TASK DIRECTIONS: Where does the word "name" occur in the material? Copy each line that has it.

━━━ EXTRACTED INFORMATION

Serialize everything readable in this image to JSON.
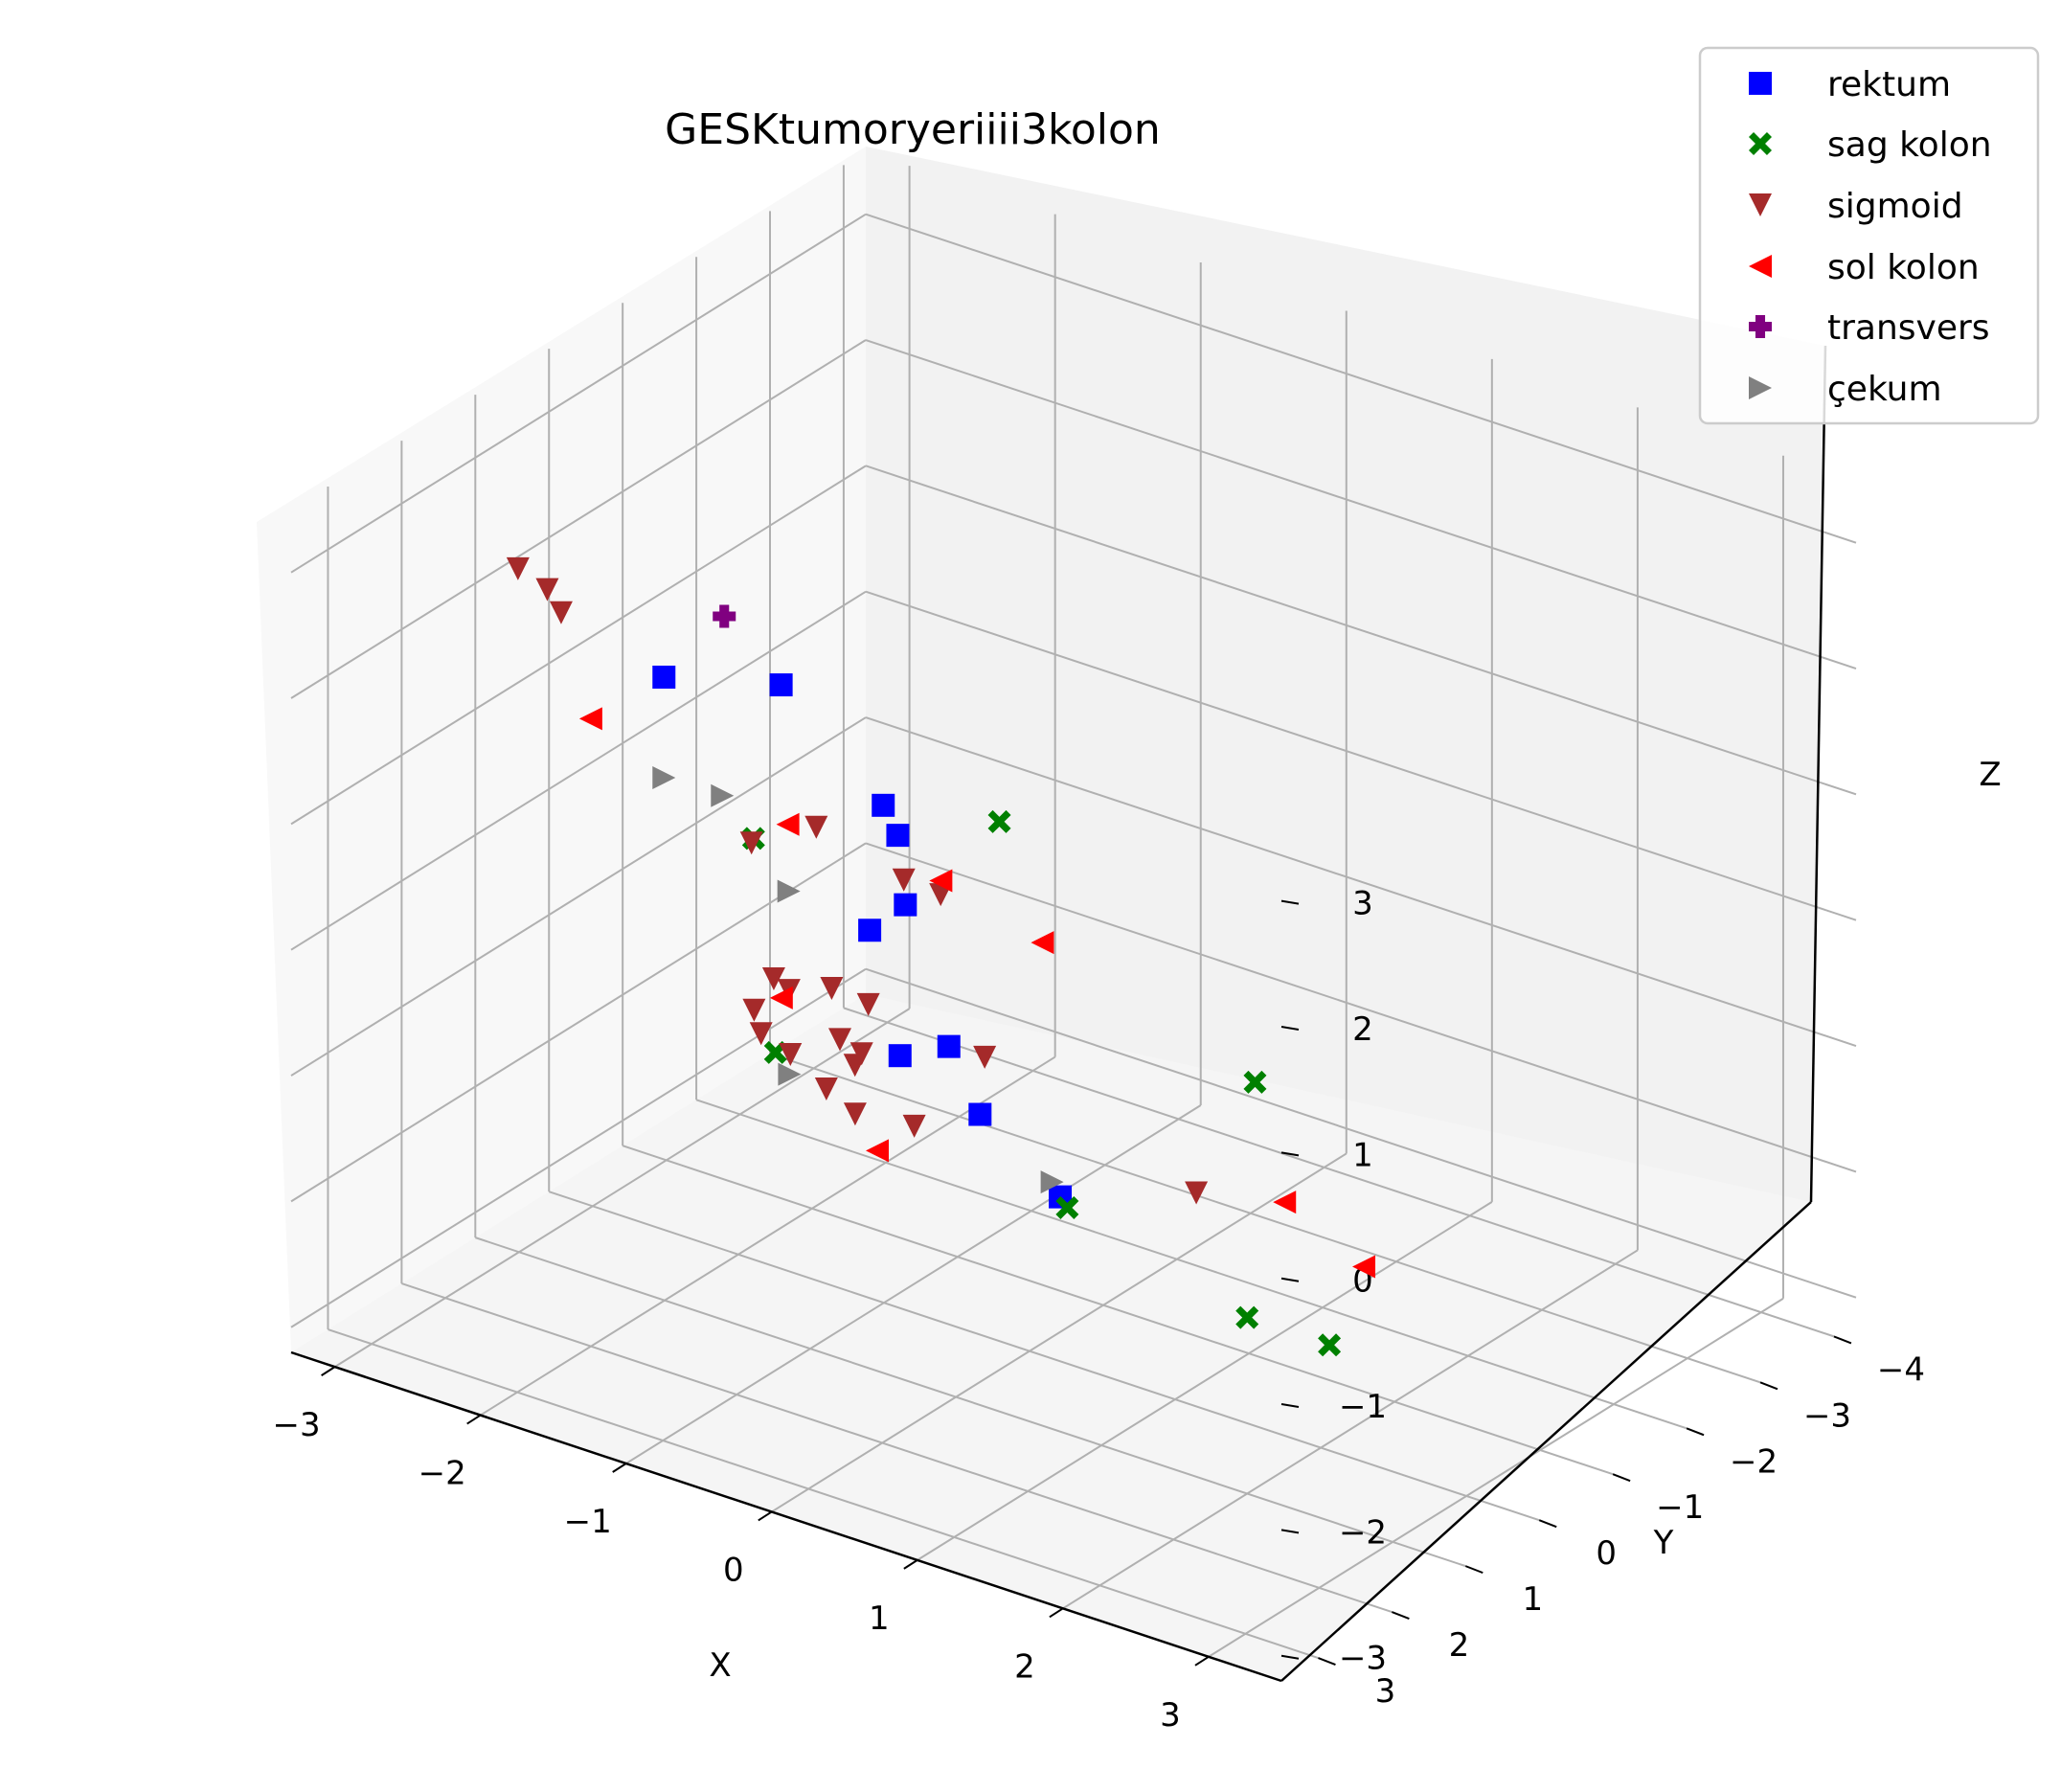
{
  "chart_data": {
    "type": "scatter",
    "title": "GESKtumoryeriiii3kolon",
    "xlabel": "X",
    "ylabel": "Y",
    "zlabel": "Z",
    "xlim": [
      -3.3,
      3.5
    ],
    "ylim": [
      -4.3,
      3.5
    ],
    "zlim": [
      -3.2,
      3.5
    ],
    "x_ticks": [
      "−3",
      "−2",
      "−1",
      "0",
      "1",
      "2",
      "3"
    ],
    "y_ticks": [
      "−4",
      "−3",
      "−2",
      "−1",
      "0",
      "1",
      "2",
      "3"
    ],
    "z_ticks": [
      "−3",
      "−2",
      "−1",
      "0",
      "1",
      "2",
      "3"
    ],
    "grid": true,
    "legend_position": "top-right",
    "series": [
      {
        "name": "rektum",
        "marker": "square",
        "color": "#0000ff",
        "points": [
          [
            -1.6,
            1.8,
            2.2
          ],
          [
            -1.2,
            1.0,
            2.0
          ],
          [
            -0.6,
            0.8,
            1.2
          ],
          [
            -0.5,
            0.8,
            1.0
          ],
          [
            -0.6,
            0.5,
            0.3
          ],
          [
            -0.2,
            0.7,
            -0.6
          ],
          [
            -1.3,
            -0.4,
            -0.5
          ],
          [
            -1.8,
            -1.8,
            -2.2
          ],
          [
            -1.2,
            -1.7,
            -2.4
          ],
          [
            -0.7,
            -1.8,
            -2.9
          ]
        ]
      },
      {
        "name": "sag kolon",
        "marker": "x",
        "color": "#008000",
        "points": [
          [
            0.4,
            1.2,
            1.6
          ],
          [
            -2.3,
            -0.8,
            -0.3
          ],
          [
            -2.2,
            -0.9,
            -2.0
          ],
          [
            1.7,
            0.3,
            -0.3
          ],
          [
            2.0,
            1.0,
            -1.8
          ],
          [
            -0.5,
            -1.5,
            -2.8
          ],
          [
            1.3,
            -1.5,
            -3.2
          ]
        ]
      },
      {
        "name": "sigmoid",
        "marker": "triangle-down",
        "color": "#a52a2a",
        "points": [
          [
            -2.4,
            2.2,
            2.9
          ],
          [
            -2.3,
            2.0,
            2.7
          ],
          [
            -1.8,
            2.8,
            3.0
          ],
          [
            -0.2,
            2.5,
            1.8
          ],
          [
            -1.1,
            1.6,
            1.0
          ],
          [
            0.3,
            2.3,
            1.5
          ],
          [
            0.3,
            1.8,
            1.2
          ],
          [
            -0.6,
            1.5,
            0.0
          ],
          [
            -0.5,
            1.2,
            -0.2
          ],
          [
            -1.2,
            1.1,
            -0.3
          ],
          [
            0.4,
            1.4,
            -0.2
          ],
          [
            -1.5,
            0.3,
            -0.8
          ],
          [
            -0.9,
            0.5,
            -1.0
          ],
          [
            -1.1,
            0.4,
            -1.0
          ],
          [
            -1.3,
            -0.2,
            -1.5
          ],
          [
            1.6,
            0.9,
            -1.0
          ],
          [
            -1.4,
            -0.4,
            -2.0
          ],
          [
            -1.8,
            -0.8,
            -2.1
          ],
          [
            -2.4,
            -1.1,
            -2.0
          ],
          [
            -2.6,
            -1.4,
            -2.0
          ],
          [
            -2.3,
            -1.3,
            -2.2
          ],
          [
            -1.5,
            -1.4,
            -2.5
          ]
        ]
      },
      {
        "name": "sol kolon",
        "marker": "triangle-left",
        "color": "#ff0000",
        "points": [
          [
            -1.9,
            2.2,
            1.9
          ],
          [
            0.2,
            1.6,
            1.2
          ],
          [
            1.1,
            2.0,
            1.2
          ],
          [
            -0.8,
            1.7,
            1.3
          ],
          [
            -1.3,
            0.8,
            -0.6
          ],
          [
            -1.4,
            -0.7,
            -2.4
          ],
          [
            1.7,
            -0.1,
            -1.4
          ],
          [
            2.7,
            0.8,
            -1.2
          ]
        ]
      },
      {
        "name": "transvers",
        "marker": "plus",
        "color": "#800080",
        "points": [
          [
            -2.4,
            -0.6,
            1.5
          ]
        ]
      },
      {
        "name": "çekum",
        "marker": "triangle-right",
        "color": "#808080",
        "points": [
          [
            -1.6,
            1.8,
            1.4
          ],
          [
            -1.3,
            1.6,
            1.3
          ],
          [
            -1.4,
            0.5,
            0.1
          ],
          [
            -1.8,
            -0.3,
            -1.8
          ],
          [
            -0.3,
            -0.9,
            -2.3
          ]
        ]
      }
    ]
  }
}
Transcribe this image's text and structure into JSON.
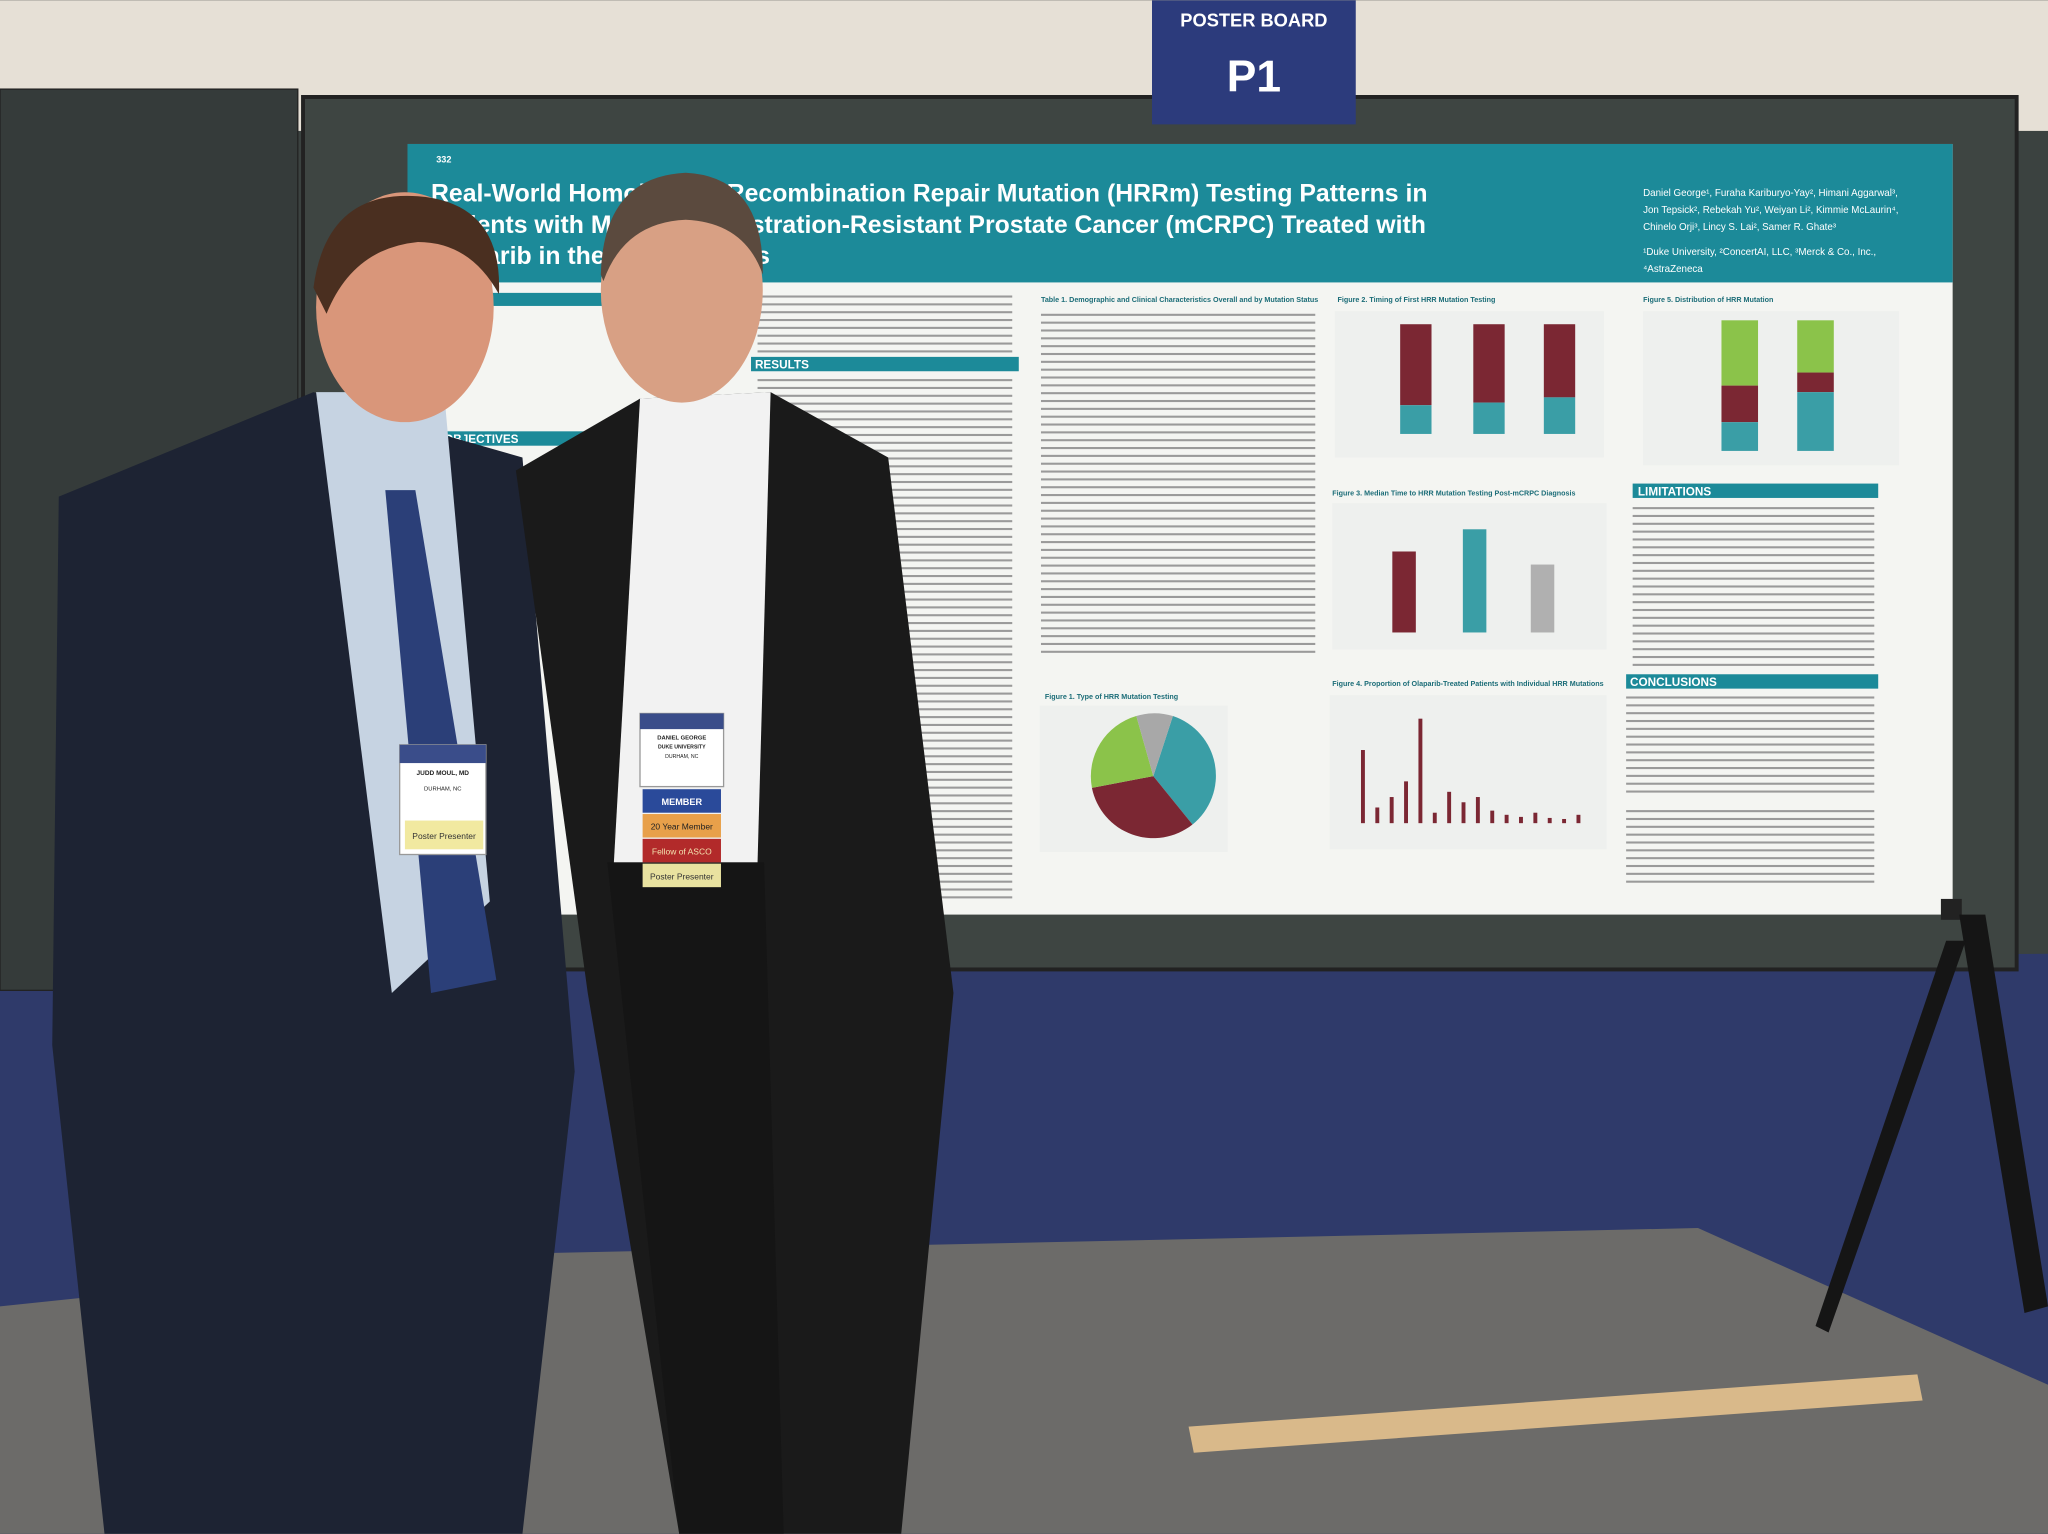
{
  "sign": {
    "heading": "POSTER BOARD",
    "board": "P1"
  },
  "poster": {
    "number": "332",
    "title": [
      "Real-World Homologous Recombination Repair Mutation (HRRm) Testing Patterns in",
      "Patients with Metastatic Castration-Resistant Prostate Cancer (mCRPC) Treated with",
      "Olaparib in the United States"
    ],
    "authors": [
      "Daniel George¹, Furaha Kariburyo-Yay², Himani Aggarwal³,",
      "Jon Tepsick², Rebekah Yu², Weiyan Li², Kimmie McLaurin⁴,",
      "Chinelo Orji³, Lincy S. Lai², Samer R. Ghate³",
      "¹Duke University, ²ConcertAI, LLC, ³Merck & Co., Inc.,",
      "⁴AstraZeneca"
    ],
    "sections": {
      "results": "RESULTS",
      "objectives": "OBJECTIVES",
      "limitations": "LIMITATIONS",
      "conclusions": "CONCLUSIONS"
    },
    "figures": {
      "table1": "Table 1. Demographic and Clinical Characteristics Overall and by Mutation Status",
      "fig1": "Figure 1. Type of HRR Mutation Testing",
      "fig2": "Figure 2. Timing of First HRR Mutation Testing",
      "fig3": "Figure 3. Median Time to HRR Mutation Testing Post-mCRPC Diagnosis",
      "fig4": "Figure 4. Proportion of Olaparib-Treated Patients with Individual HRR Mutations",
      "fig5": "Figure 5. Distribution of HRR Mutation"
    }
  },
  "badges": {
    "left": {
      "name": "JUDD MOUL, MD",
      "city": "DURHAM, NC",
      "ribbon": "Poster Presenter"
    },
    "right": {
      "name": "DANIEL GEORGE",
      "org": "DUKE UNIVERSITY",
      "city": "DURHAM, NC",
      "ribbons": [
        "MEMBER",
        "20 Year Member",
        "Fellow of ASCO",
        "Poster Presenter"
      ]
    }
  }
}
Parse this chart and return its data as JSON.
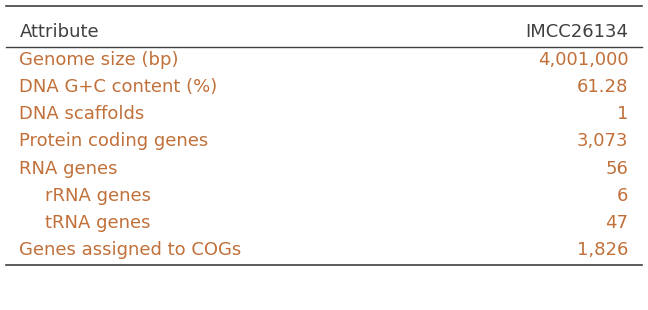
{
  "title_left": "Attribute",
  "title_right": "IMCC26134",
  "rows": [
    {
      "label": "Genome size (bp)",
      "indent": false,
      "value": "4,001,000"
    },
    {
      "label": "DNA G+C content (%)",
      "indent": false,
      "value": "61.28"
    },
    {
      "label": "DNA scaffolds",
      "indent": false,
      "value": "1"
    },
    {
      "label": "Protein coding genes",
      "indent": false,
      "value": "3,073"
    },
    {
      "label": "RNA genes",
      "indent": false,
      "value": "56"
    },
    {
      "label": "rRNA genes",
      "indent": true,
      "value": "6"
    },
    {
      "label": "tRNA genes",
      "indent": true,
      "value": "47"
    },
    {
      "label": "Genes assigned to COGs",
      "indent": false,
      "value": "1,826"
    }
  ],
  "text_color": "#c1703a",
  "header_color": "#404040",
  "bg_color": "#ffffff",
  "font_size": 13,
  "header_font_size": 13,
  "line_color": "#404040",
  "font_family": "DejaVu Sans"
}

━━━━━━

OUTPUT BELOW:
        "name": "rektum",
        "name": "sag kolon",
        "name": "sigmoid",
        "name": "sol kolon",
        "name": "transvers",
        "name": "çekum",
      "name": "JUDD MOUL, MD",
      "name": "DANIEL GEORGE",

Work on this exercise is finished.